::: Given data :::

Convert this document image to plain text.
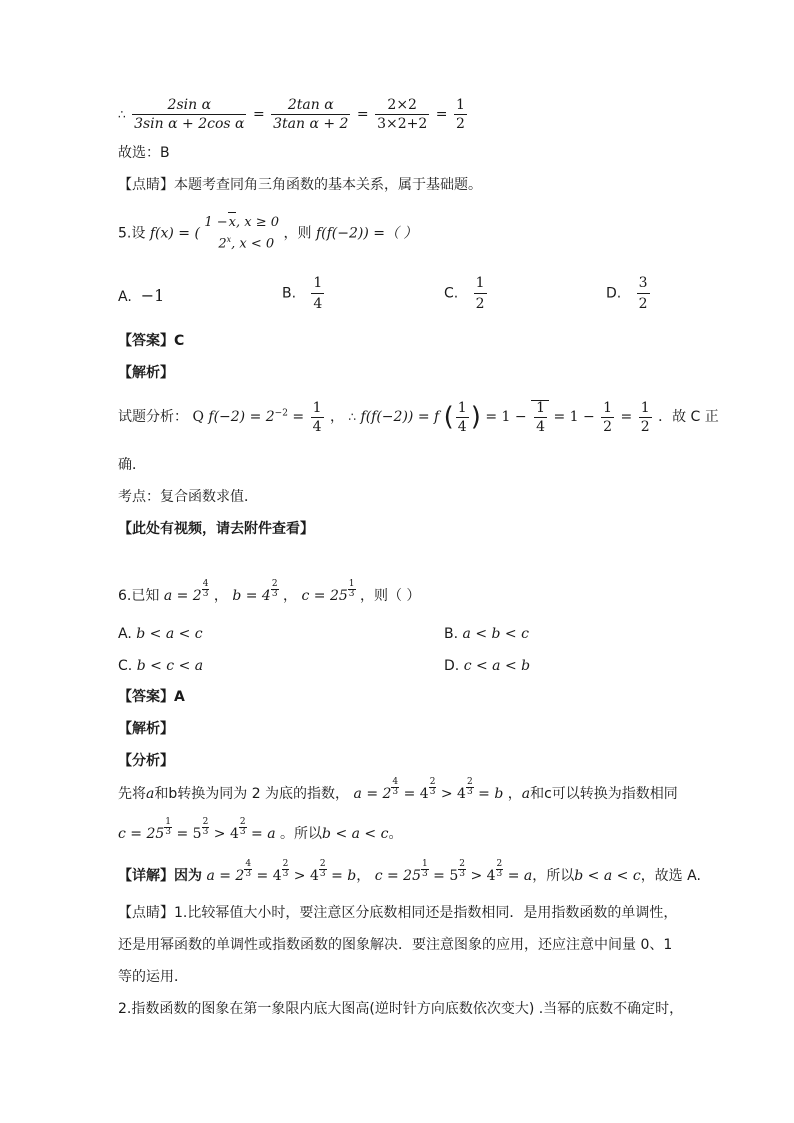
∴ $\frac{\text{2sin α}}{\text{3sin α + 2cos α}} = \frac{\text{2tan α}}{\text{3tan α + 2}} = \frac{2\times 2}{3\times 2+2} = \frac{1}{2}$
故选：B
【点睛】本题考查同角三角函数的基本关系，属于基础题。
5.设 f(x) = (
1 −x, x ≥ 0
2$^x$, x < 0
，则 f(f(−2)) =（ ）
A. −1	B. $\frac{1}{4}$	C. $\frac{1}{2}$	D. $\frac{3}{2}$
【答案】C
【解析】
试题分析： Q $f(-2) = 2^{-2} = \frac{1}{4}$ ， ∴ f(f(−2)) = f ( $\frac{1}{4}$ ) = $1 - \frac{1}{4} = 1 - \frac{1}{2} = \frac{1}{2}$ ．故 C 正
确．
考点：复合函数求值．
【此处有视频，请去附件查看】
6.已知 a = 2 $^{\frac{4}{3}}$ ， b = 4 $^{\frac{2}{3}}$ ， c = 25 $^{\frac{1}{3}}$ ，则（ ）
A. b < a < c	B. a < b < c
C. b < c < a	D. c < a < b
【答案】A
【解析】
【分析】
先将a和b转换为同为 2 为底的指数， a = 2 $^{\frac{4}{3}}$ = 4 $^{\frac{2}{3}}$ > 4 $^{\frac{2}{3}}$ = b ，a和c可以转换为指数相同
c = 25 $^{\frac{1}{3}}$ = 5 $^{\frac{2}{3}}$ > 4 $^{\frac{2}{3}}$ = a 。所以b < a < c。
【详解】因为 a = 2 $^{\frac{4}{3}}$ = 4 $^{\frac{2}{3}}$ > 4 $^{\frac{2}{3}}$ = b， c = 25 $^{\frac{1}{3}}$ = 5 $^{\frac{2}{3}}$ > 4 $^{\frac{2}{3}}$ = a，所以b < a < c，故选 A.
【点睛】1.比较幂值大小时，要注意区分底数相同还是指数相同．是用指数函数的单调性，
还是用幂函数的单调性或指数函数的图象解决．要注意图象的应用，还应注意中间量 0、1
等的运用．
2.指数函数的图象在第一象限内底大图高(逆时针方向底数依次变大) .当幂的底数不确定时，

:::

Exercise aim
Copy every record above exactly, leaving out the pictures.

Exercise answer
Convert this document image to plain text.
∴ $\frac{\text{2sin α}}{\text{3sin α + 2cos α}} = \frac{\text{2tan α}}{\text{3tan α + 2}} = \frac{2\times 2}{3\times 2+2} = \frac{1}{2}$
故选：B
【点睛】本题考查同角三角函数的基本关系，属于基础题。
5.设 f(x) = (
1 −x, x ≥ 0
2$^x$, x < 0
，则 f(f(−2)) =（ ）
A. −1	B. $\frac{1}{4}$	C. $\frac{1}{2}$	D. $\frac{3}{2}$
【答案】C
【解析】
试题分析： Q $f(-2) = 2^{-2} = \frac{1}{4}$ ， ∴ f(f(−2)) = f ( $\frac{1}{4}$ ) = $1 - \frac{1}{4} = 1 - \frac{1}{2} = \frac{1}{2}$ ．故 C 正
确．
考点：复合函数求值．
【此处有视频，请去附件查看】
6.已知 a = 2 $^{\frac{4}{3}}$ ， b = 4 $^{\frac{2}{3}}$ ， c = 25 $^{\frac{1}{3}}$ ，则（ ）
A. b < a < c	B. a < b < c
C. b < c < a	D. c < a < b
【答案】A
【解析】
【分析】
先将a和b转换为同为 2 为底的指数， a = 2 $^{\frac{4}{3}}$ = 4 $^{\frac{2}{3}}$ > 4 $^{\frac{2}{3}}$ = b ，a和c可以转换为指数相同
c = 25 $^{\frac{1}{3}}$ = 5 $^{\frac{2}{3}}$ > 4 $^{\frac{2}{3}}$ = a 。所以b < a < c。
【详解】因为 a = 2 $^{\frac{4}{3}}$ = 4 $^{\frac{2}{3}}$ > 4 $^{\frac{2}{3}}$ = b， c = 25 $^{\frac{1}{3}}$ = 5 $^{\frac{2}{3}}$ > 4 $^{\frac{2}{3}}$ = a，所以b < a < c，故选 A.
【点睛】1.比较幂值大小时，要注意区分底数相同还是指数相同．是用指数函数的单调性，
还是用幂函数的单调性或指数函数的图象解决．要注意图象的应用，还应注意中间量 0、1
等的运用．
2.指数函数的图象在第一象限内底大图高(逆时针方向底数依次变大) .当幂的底数不确定时，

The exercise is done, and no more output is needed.